### MATERIAL TO PROCESS
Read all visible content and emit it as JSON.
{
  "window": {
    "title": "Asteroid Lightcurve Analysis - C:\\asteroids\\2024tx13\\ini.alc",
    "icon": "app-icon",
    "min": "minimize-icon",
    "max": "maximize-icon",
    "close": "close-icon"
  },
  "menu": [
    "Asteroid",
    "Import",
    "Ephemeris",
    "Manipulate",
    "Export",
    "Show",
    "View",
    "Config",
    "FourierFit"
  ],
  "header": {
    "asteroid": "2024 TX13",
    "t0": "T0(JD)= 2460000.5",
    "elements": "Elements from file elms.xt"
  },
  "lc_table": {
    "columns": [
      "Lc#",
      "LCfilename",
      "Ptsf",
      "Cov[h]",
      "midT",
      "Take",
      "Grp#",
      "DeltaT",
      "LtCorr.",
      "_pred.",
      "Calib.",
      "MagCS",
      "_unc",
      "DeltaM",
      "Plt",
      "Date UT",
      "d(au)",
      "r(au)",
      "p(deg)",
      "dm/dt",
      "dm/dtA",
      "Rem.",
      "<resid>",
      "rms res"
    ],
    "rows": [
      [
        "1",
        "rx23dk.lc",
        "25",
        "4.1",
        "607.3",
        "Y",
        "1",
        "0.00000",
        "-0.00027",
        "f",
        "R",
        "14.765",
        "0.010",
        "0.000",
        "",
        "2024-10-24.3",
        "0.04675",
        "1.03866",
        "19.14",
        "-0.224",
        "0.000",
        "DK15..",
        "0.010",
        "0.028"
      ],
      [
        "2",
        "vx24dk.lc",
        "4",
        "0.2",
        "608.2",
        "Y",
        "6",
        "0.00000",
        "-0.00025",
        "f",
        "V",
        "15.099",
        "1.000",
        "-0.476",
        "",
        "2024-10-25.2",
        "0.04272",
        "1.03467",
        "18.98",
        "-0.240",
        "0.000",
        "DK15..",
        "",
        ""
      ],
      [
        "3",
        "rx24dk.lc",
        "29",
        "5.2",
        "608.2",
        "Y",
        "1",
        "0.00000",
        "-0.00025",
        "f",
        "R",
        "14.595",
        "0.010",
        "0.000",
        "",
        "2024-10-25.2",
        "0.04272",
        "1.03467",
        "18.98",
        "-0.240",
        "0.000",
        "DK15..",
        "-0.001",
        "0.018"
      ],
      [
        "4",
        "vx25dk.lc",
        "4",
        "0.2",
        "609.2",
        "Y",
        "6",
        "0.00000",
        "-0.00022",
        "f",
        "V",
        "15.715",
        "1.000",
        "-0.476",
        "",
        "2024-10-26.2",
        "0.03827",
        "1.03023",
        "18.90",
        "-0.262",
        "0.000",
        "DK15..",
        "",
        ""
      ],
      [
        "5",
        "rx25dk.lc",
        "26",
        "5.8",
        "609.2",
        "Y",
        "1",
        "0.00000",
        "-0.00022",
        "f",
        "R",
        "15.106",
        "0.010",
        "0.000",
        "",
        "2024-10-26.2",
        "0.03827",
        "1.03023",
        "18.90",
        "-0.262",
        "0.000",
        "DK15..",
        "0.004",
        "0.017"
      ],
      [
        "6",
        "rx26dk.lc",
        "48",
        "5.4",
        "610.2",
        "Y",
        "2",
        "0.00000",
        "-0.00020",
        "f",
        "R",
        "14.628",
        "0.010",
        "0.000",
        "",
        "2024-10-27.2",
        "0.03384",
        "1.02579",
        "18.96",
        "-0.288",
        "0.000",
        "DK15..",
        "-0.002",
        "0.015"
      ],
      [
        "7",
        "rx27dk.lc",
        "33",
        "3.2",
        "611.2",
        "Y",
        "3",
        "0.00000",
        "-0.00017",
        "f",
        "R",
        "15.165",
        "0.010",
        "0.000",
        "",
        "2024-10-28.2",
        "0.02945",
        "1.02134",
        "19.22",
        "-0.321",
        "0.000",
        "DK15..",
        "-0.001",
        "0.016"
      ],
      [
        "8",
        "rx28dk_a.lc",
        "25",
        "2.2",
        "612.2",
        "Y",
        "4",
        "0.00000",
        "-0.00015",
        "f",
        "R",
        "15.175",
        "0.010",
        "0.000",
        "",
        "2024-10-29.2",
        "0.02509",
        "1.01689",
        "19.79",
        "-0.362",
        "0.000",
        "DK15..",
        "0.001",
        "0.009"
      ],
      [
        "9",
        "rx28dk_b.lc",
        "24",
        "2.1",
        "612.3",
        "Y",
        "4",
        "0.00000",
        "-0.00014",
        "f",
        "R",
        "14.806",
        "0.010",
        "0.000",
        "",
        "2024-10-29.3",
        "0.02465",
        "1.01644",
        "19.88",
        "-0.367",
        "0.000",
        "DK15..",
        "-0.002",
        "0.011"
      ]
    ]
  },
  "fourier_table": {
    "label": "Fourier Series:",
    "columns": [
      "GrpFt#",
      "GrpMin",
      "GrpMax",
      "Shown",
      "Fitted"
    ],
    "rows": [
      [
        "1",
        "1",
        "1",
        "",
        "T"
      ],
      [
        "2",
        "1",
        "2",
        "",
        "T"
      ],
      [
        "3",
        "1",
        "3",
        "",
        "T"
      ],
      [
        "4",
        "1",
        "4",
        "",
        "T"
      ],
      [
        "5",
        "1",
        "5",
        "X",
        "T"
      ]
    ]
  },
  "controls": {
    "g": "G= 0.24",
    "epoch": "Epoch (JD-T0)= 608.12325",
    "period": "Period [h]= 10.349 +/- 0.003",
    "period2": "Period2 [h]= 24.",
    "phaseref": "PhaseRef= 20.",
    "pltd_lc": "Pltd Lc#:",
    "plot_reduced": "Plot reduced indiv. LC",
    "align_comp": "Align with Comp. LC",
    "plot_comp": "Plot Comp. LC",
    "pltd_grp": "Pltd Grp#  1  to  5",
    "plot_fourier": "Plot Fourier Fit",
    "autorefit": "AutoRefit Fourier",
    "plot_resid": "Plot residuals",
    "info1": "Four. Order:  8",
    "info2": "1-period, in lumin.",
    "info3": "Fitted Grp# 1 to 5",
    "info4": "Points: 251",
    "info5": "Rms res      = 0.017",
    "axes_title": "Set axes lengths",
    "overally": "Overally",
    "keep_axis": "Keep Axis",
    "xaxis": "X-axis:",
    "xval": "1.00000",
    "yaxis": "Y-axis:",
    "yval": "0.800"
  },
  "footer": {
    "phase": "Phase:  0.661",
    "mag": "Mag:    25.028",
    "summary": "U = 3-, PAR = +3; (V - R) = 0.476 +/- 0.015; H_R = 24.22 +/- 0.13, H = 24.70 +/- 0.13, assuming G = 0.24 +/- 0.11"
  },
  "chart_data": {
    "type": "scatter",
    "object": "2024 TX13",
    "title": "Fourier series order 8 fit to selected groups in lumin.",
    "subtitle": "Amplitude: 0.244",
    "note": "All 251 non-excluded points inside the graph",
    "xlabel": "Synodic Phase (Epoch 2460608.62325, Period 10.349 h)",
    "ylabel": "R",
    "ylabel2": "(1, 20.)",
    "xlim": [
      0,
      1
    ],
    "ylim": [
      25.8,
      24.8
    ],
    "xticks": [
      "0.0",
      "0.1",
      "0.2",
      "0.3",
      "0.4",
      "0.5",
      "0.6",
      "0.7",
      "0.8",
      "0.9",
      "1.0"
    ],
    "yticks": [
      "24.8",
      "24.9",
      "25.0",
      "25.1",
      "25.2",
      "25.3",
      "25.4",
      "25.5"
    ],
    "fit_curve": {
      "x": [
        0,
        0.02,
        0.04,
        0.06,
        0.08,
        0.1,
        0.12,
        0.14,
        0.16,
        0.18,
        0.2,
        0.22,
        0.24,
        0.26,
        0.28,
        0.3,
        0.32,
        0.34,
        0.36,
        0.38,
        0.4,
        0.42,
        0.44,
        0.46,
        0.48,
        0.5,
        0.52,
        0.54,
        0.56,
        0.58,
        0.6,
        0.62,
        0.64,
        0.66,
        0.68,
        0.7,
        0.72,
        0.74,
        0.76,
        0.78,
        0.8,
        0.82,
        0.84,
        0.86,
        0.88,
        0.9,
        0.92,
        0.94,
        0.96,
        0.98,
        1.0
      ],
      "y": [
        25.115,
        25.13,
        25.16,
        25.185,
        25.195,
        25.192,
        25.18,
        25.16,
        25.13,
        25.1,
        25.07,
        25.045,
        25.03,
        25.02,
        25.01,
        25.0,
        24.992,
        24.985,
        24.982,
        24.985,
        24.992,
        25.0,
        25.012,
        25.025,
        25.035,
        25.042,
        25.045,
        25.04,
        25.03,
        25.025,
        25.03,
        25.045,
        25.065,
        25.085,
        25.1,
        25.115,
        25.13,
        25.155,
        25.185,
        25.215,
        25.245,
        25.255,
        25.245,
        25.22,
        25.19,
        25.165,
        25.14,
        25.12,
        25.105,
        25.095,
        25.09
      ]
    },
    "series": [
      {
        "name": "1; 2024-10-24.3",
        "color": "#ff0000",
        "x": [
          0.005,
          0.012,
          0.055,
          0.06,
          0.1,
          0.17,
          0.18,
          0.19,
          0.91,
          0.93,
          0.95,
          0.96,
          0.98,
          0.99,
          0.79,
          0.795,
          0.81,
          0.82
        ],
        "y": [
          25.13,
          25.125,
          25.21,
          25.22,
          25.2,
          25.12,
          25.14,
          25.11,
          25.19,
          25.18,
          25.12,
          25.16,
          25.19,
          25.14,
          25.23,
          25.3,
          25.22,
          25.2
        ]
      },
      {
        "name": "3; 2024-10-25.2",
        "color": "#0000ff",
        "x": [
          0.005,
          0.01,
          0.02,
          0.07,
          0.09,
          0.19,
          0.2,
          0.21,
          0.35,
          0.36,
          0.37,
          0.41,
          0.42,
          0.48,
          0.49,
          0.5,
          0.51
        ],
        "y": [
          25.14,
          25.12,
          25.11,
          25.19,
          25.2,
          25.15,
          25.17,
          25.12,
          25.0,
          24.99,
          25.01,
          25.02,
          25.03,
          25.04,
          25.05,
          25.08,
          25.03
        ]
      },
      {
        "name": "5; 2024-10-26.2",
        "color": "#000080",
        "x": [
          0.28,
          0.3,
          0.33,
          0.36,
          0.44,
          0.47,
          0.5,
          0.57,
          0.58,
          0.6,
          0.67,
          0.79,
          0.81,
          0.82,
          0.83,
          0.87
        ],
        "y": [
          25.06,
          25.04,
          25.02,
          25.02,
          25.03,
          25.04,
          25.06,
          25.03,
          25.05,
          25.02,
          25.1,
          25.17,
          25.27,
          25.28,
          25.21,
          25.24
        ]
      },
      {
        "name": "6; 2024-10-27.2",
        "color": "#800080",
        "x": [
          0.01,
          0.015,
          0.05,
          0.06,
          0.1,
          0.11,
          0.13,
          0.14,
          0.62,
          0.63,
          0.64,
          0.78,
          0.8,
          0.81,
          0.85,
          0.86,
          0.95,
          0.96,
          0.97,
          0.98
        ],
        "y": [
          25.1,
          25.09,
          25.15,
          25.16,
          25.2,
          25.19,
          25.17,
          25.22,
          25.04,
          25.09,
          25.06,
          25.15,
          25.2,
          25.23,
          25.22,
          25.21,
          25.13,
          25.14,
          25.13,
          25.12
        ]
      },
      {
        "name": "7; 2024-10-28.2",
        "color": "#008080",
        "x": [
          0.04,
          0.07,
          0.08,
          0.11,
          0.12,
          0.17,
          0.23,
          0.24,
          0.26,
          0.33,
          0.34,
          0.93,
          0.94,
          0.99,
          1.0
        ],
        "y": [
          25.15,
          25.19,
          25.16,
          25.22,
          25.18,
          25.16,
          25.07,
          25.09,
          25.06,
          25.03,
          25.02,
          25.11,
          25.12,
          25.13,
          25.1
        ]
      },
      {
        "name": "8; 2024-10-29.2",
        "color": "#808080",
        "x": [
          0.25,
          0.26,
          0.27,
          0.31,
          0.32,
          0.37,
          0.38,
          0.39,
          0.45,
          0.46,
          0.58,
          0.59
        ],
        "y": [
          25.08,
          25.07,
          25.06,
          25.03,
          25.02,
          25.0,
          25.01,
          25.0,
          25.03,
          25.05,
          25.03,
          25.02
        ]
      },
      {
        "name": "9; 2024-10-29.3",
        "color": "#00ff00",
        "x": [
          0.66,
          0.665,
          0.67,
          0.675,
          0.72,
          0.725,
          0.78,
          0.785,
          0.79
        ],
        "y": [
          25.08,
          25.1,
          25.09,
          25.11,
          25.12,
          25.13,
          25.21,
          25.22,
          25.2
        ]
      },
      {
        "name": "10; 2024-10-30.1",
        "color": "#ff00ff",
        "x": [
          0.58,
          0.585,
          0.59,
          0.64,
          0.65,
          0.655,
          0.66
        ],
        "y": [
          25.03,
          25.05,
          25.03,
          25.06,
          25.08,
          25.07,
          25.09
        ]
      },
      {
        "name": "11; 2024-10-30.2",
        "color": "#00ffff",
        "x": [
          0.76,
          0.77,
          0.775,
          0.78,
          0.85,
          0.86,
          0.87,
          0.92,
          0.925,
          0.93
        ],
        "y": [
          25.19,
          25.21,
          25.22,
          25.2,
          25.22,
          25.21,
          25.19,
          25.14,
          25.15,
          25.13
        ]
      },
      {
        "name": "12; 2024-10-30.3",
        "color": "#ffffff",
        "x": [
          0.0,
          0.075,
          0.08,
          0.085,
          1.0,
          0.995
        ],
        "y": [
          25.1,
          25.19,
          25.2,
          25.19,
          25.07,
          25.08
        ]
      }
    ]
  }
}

### WORK INSTRUCTIONS
Using the records above, gather all lines where the string "icon" is present.

### OUTPUT FOR THIS TASK
    "icon": "app-icon",
    "min": "minimize-icon",
    "max": "maximize-icon",
    "close": "close-icon"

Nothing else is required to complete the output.